_The exercise_. Every line from the one containing "Give me a plain-text" through the end of the listing below must be given again exactly, and nothing else; exclude pictures.

_Data rows_.
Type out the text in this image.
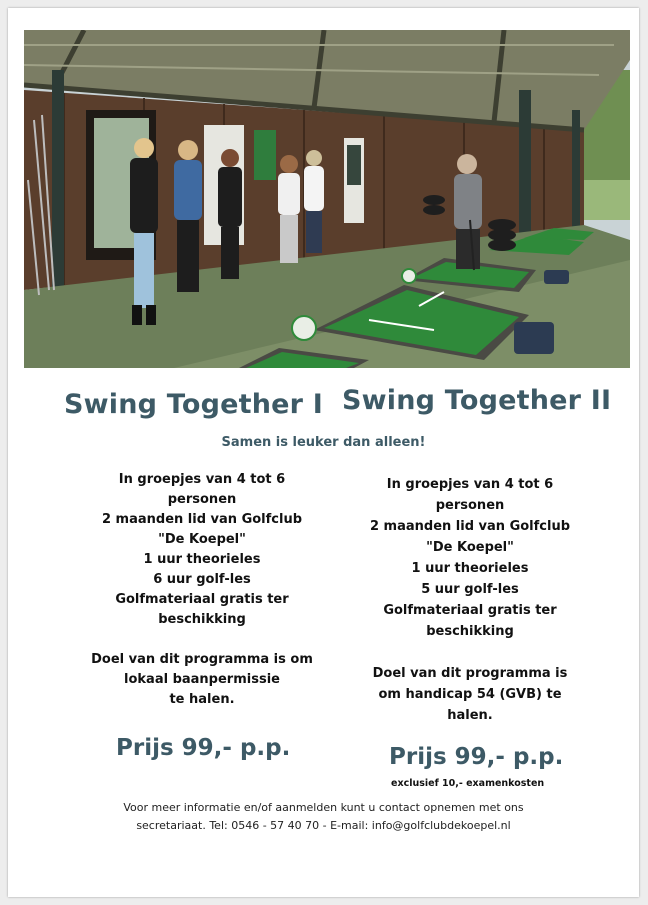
Swing Together I Swing Together II
Samen is leuker dan alleen!
In groepjes van 4 tot 6
personen
2 maanden lid van Golfclub
"De Koepel"
1 uur theorieles
6 uur golf-les
Golfmateriaal gratis ter
beschikking
Doel van dit programma is om
lokaal baanpermissie
te halen.
In groepjes van 4 tot 6
personen
2 maanden lid van Golfclub
"De Koepel"
1 uur theorieles
5 uur golf-les
Golfmateriaal gratis ter
beschikking
Doel van dit programma is
om handicap 54 (GVB) te
halen.
Prijs 99,- p.p.	Prijs 99,- p.p.
exclusief 10,- examenkosten
Voor meer informatie en/of aanmelden kunt u contact opnemen met ons
secretariaat. Tel: 0546 - 57 40 70 - E-mail: info@golfclubdekoepel.nl
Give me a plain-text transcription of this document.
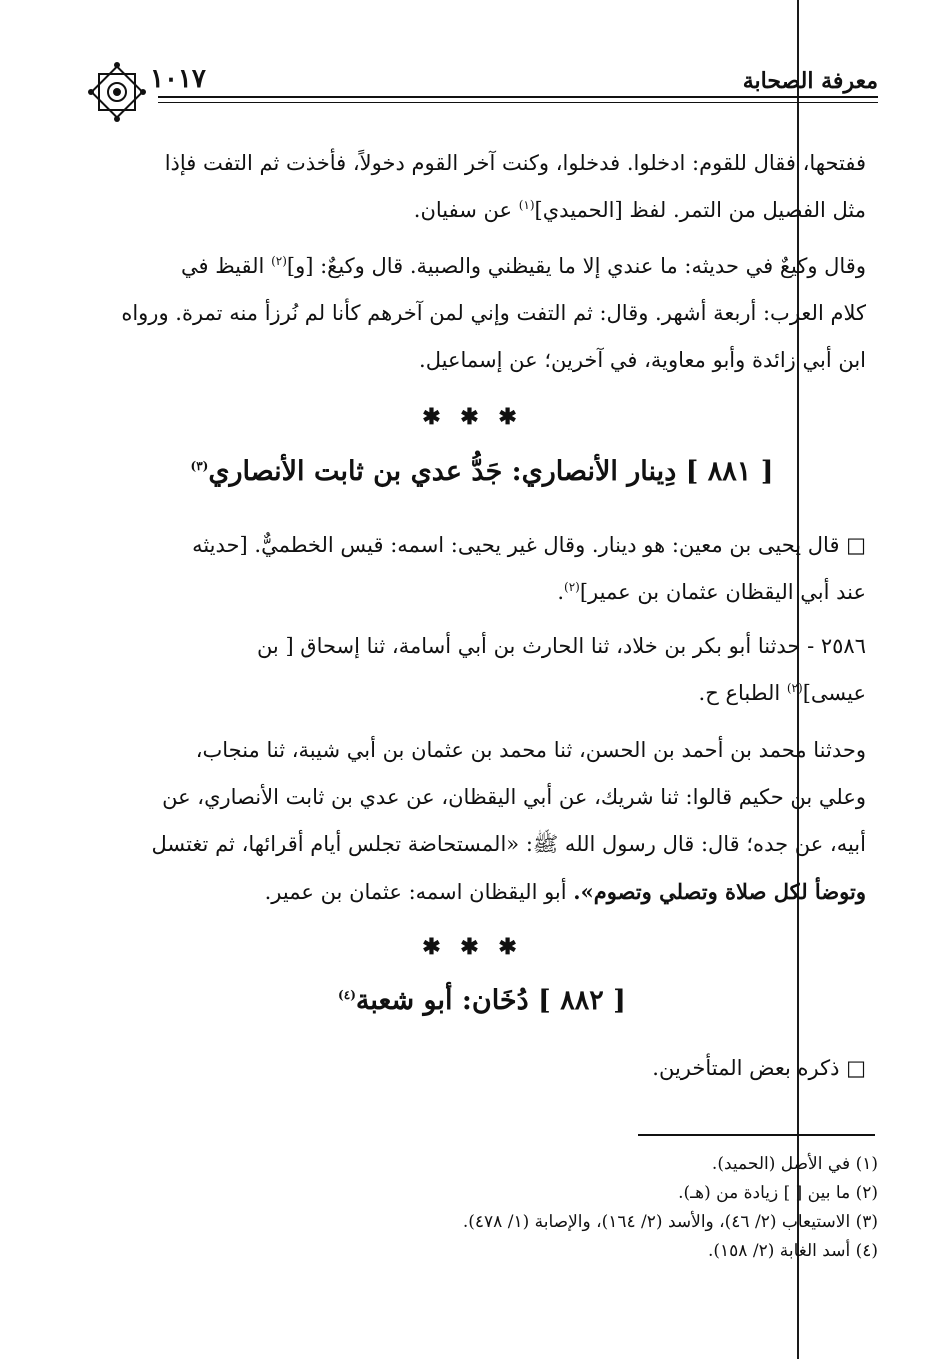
معرفة الصحابة
١٠١٧
ففتحها، فقال للقوم: ادخلوا. فدخلوا، وكنت آخر القوم دخولاً، فأخذت ثم التفت فإذا
مثل الفصيل من التمر. لفظ [الحميدي]$^{(١)}$ عن سفيان.
وقال وكيعٌ في حديثه: ما عندي إلا ما يقيظني والصبية. قال وكيعٌ: [و]$^{(٢)}$ القيظ في
كلام العرب: أربعة أشهر. وقال: ثم التفت وإني لمن آخرهم كأنا لم نُرزأ منه تمرة. ورواه
ابن أبي زائدة وأبو معاوية، في آخرين؛ عن إسماعيل.
✱ ✱ ✱
[ ٨٨١ ] دِينار الأنصاري: جَدُّ عدي بن ثابت الأنصاري$^{(٣)}$
□ قال يحيى بن معين: هو دينار. وقال غير يحيى: اسمه: قيس الخطميٌّ. [حديثه
عند أبي اليقظان عثمان بن عمير]$^{(٢)}$.
٢٥٨٦ - حدثنا أبو بكر بن خلاد، ثنا الحارث بن أبي أسامة، ثنا إسحاق [ بن
عيسى]$^{(٢)}$ الطباع ح.
وحدثنا محمد بن أحمد بن الحسن، ثنا محمد بن عثمان بن أبي شيبة، ثنا منجاب،
وعلي بن حكيم قالوا: ثنا شريك، عن أبي اليقظان، عن عدي بن ثابت الأنصاري، عن
أبيه، عن جده؛ قال: قال رسول الله ﷺ: «المستحاضة تجلس أيام أقرائها، ثم تغتسل
وتوضأ لكل صلاة وتصلي وتصوم». أبو اليقظان اسمه: عثمان بن عمير.
✱ ✱ ✱
[ ٨٨٢ ] دُخَان: أبو شعبة$^{(٤)}$
□ ذكره بعض المتأخرين.
(١) في الأصل (الحميد).
(٢) ما بين [ ] زيادة من (هـ).
(٣) الاستيعاب (٢/ ٤٦)، والأسد (٢/ ١٦٤)، والإصابة (١/ ٤٧٨).
(٤) أسد الغابة (٢/ ١٥٨).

_Written solution_.
Give me a plain-text transcription of this document.
معرفة الصحابة
١٠١٧
ففتحها، فقال للقوم: ادخلوا. فدخلوا، وكنت آخر القوم دخولاً، فأخذت ثم التفت فإذا
مثل الفصيل من التمر. لفظ [الحميدي]$^{(١)}$ عن سفيان.
وقال وكيعٌ في حديثه: ما عندي إلا ما يقيظني والصبية. قال وكيعٌ: [و]$^{(٢)}$ القيظ في
كلام العرب: أربعة أشهر. وقال: ثم التفت وإني لمن آخرهم كأنا لم نُرزأ منه تمرة. ورواه
ابن أبي زائدة وأبو معاوية، في آخرين؛ عن إسماعيل.
✱ ✱ ✱
[ ٨٨١ ] دِينار الأنصاري: جَدُّ عدي بن ثابت الأنصاري$^{(٣)}$
□ قال يحيى بن معين: هو دينار. وقال غير يحيى: اسمه: قيس الخطميٌّ. [حديثه
عند أبي اليقظان عثمان بن عمير]$^{(٢)}$.
٢٥٨٦ - حدثنا أبو بكر بن خلاد، ثنا الحارث بن أبي أسامة، ثنا إسحاق [ بن
عيسى]$^{(٢)}$ الطباع ح.
وحدثنا محمد بن أحمد بن الحسن، ثنا محمد بن عثمان بن أبي شيبة، ثنا منجاب،
وعلي بن حكيم قالوا: ثنا شريك، عن أبي اليقظان، عن عدي بن ثابت الأنصاري، عن
أبيه، عن جده؛ قال: قال رسول الله ﷺ: «المستحاضة تجلس أيام أقرائها، ثم تغتسل
وتوضأ لكل صلاة وتصلي وتصوم». أبو اليقظان اسمه: عثمان بن عمير.
✱ ✱ ✱
[ ٨٨٢ ] دُخَان: أبو شعبة$^{(٤)}$
□ ذكره بعض المتأخرين.
(١) في الأصل (الحميد).
(٢) ما بين [ ] زيادة من (هـ).
(٣) الاستيعاب (٢/ ٤٦)، والأسد (٢/ ١٦٤)، والإصابة (١/ ٤٧٨).
(٤) أسد الغابة (٢/ ١٥٨).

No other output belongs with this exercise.